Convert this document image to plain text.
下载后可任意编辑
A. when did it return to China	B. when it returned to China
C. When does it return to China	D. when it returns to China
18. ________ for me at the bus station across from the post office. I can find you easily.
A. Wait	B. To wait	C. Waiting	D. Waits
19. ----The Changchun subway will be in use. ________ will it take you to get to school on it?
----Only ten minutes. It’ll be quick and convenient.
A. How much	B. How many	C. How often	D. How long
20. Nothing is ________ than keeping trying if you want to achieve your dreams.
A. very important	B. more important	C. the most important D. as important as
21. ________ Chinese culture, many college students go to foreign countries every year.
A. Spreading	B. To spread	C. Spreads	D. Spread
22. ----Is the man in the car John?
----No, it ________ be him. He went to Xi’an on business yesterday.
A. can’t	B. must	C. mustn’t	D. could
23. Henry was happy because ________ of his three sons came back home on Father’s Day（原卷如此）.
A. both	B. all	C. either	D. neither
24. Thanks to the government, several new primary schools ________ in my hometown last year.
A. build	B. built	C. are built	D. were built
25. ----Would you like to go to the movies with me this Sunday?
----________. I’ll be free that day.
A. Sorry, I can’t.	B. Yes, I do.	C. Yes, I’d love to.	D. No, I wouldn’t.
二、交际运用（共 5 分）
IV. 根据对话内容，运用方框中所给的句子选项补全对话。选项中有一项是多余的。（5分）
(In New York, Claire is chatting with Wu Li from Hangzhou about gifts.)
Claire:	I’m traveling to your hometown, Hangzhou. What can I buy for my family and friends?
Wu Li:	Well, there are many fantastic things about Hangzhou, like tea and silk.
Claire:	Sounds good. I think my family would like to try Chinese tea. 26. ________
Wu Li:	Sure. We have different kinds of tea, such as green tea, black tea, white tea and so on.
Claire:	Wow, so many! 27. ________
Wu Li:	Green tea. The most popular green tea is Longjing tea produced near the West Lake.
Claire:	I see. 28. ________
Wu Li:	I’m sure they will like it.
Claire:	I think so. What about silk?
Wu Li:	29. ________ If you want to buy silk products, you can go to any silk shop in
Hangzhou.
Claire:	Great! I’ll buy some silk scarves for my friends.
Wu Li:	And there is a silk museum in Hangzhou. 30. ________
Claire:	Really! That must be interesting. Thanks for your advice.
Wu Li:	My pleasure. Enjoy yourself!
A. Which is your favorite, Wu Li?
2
- - - - -
From the data above, copy each line that has the string "What".

Exercise answer:
Claire:	I’m traveling to your hometown, Hangzhou. What can I buy for my family and friends?
Claire:	I think so. What about silk?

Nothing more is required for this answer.